TASK INSTRUCTIONS:
Print the data exactly, leaving nothing out.

Items from a dataset
--- --- ---

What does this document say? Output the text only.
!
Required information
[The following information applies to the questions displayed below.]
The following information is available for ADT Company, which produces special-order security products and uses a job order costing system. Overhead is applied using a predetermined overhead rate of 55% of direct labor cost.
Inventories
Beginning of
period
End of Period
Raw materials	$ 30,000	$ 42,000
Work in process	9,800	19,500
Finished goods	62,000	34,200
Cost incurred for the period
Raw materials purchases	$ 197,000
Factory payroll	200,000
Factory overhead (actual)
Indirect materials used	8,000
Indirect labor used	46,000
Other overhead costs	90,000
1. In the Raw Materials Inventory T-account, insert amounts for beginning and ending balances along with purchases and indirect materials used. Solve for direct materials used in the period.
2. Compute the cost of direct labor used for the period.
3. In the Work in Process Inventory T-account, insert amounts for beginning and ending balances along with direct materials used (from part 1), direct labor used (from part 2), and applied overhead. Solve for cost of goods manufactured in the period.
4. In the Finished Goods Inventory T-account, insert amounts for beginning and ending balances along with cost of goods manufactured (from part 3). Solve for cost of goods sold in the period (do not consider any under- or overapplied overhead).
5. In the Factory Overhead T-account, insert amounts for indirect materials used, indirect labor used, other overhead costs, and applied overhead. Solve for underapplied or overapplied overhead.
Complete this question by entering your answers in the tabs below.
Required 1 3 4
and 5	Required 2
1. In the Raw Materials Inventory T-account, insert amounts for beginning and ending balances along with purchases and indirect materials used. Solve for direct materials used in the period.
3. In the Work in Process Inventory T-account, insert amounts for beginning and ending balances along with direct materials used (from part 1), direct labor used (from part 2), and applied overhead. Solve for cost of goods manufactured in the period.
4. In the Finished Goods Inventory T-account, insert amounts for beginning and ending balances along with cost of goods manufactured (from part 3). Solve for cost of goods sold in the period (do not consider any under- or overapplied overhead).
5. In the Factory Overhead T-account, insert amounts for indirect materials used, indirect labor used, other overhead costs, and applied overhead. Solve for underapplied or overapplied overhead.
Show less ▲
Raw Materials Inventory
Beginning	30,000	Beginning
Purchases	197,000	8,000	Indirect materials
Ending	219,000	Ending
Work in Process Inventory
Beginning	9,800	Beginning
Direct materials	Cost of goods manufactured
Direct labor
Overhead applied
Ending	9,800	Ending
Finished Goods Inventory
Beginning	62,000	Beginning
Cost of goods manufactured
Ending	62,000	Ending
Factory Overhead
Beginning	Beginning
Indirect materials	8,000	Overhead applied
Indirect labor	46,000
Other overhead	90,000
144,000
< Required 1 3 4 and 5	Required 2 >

--- --- ---

REPLY:
What does this document say? Output the text only.
!
Required information
[The following information applies to the questions displayed below.]
The following information is available for ADT Company, which produces special-order security products and uses a job order costing system. Overhead is applied using a predetermined overhead rate of 55% of direct labor cost.
Inventories
Beginning of
period
End of Period
Raw materials	$ 30,000	$ 42,000
Work in process	9,800	19,500
Finished goods	62,000	34,200
Cost incurred for the period
Raw materials purchases	$ 197,000
Factory payroll	200,000
Factory overhead (actual)
Indirect materials used	8,000
Indirect labor used	46,000
Other overhead costs	90,000
1. In the Raw Materials Inventory T-account, insert amounts for beginning and ending balances along with purchases and indirect materials used. Solve for direct materials used in the period.
2. Compute the cost of direct labor used for the period.
3. In the Work in Process Inventory T-account, insert amounts for beginning and ending balances along with direct materials used (from part 1), direct labor used (from part 2), and applied overhead. Solve for cost of goods manufactured in the period.
4. In the Finished Goods Inventory T-account, insert amounts for beginning and ending balances along with cost of goods manufactured (from part 3). Solve for cost of goods sold in the period (do not consider any under- or overapplied overhead).
5. In the Factory Overhead T-account, insert amounts for indirect materials used, indirect labor used, other overhead costs, and applied overhead. Solve for underapplied or overapplied overhead.
Complete this question by entering your answers in the tabs below.
Required 1 3 4
and 5	Required 2
1. In the Raw Materials Inventory T-account, insert amounts for beginning and ending balances along with purchases and indirect materials used. Solve for direct materials used in the period.
3. In the Work in Process Inventory T-account, insert amounts for beginning and ending balances along with direct materials used (from part 1), direct labor used (from part 2), and applied overhead. Solve for cost of goods manufactured in the period.
4. In the Finished Goods Inventory T-account, insert amounts for beginning and ending balances along with cost of goods manufactured (from part 3). Solve for cost of goods sold in the period (do not consider any under- or overapplied overhead).
5. In the Factory Overhead T-account, insert amounts for indirect materials used, indirect labor used, other overhead costs, and applied overhead. Solve for underapplied or overapplied overhead.
Show less ▲
Raw Materials Inventory
Beginning	30,000	Beginning
Purchases	197,000	8,000	Indirect materials
Ending	219,000	Ending
Work in Process Inventory
Beginning	9,800	Beginning
Direct materials	Cost of goods manufactured
Direct labor
Overhead applied
Ending	9,800	Ending
Finished Goods Inventory
Beginning	62,000	Beginning
Cost of goods manufactured
Ending	62,000	Ending
Factory Overhead
Beginning	Beginning
Indirect materials	8,000	Overhead applied
Indirect labor	46,000
Other overhead	90,000
144,000
< Required 1 3 4 and 5	Required 2 >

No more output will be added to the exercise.